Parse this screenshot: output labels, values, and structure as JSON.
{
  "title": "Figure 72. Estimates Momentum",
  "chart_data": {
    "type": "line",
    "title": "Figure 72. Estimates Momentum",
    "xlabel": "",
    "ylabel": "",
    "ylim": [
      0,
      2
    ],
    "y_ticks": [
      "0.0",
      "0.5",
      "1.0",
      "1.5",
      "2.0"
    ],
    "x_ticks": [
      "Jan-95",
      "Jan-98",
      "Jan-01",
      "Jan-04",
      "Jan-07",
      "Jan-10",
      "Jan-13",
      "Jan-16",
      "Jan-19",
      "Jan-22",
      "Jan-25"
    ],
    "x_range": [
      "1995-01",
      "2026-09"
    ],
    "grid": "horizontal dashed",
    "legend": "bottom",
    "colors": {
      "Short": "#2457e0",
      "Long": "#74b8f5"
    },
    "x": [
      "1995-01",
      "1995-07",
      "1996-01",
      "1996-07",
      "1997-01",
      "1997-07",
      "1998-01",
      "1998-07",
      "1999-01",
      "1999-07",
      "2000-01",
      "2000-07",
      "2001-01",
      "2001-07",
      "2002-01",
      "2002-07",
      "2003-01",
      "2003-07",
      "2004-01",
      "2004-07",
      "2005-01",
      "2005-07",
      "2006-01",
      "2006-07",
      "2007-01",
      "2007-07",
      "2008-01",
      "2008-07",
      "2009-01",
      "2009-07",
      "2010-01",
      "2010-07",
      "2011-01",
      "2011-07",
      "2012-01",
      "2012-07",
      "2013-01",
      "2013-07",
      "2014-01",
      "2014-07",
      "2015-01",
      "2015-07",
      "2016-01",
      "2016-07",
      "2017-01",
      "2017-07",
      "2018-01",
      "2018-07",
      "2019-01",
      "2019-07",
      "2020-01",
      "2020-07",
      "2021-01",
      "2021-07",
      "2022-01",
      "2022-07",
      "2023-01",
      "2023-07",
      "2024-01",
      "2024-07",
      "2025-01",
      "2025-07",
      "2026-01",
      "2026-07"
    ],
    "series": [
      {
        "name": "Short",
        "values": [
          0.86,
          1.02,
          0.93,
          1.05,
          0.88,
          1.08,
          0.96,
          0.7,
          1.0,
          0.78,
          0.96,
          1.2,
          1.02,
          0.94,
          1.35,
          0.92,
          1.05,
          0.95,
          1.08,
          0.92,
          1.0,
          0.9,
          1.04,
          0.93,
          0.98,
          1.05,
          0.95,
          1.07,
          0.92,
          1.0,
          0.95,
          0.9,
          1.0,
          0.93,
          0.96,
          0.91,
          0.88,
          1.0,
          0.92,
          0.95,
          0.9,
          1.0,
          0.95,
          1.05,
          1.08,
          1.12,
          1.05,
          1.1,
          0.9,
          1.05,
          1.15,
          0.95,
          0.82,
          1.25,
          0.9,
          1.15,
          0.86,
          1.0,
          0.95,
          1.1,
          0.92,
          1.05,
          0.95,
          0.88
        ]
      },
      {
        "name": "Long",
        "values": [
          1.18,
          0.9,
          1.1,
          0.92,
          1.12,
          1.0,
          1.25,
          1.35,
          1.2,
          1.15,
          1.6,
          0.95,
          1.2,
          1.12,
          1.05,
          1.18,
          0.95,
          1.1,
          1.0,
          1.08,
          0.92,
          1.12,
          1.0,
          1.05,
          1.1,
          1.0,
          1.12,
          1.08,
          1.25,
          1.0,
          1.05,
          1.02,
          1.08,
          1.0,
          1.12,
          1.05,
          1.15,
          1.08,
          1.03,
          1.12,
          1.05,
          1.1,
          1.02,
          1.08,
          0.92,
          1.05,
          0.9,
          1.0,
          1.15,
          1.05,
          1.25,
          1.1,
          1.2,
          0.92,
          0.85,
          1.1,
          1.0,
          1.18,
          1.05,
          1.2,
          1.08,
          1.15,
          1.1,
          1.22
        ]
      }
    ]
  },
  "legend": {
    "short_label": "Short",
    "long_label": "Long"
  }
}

## Exercise
In the entries above, count each line that holds "title". Give the total and nothing else.

## The completed task
2